Collected data
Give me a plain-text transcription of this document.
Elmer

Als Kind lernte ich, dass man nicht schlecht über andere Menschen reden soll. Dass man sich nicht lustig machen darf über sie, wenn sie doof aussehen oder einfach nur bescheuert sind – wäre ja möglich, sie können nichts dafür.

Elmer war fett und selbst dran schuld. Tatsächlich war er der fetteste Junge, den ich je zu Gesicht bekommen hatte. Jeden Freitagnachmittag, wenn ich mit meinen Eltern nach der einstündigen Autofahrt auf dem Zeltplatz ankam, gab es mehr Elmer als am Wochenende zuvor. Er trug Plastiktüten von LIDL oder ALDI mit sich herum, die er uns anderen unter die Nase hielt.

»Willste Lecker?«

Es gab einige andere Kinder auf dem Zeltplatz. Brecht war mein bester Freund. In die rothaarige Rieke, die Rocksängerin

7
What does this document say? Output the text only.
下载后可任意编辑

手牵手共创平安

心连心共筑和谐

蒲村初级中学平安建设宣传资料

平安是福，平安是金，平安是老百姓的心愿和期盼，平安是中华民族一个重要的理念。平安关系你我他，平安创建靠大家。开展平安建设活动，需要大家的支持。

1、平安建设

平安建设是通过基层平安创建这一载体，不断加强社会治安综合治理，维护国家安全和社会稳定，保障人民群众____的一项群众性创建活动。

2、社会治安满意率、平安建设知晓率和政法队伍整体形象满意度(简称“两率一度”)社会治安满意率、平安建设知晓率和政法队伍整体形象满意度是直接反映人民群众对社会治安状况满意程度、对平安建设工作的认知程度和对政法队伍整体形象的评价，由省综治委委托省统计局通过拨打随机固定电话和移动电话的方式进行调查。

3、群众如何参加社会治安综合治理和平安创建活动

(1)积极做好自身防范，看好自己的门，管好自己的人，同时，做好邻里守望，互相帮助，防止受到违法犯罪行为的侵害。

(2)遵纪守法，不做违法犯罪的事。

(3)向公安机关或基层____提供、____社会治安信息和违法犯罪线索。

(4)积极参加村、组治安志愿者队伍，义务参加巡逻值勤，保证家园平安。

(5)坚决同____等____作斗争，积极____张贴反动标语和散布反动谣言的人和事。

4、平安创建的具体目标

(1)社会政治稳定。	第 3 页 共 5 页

## Description of the task
The lines to reproduce run from the one that contains "What does this" through the last line above; copy them exactly.

## Output below
What does this document say? Output the text only.
下载后可任意编辑

手牵手共创平安

心连心共筑和谐

蒲村初级中学平安建设宣传资料

平安是福，平安是金，平安是老百姓的心愿和期盼，平安是中华民族一个重要的理念。平安关系你我他，平安创建靠大家。开展平安建设活动，需要大家的支持。

1、平安建设

平安建设是通过基层平安创建这一载体，不断加强社会治安综合治理，维护国家安全和社会稳定，保障人民群众____的一项群众性创建活动。

2、社会治安满意率、平安建设知晓率和政法队伍整体形象满意度(简称“两率一度”)社会治安满意率、平安建设知晓率和政法队伍整体形象满意度是直接反映人民群众对社会治安状况满意程度、对平安建设工作的认知程度和对政法队伍整体形象的评价，由省综治委委托省统计局通过拨打随机固定电话和移动电话的方式进行调查。

3、群众如何参加社会治安综合治理和平安创建活动

(1)积极做好自身防范，看好自己的门，管好自己的人，同时，做好邻里守望，互相帮助，防止受到违法犯罪行为的侵害。

(2)遵纪守法，不做违法犯罪的事。

(3)向公安机关或基层____提供、____社会治安信息和违法犯罪线索。

(4)积极参加村、组治安志愿者队伍，义务参加巡逻值勤，保证家园平安。

(5)坚决同____等____作斗争，积极____张贴反动标语和散布反动谣言的人和事。

4、平安创建的具体目标

(1)社会政治稳定。	第 3 页 共 5 页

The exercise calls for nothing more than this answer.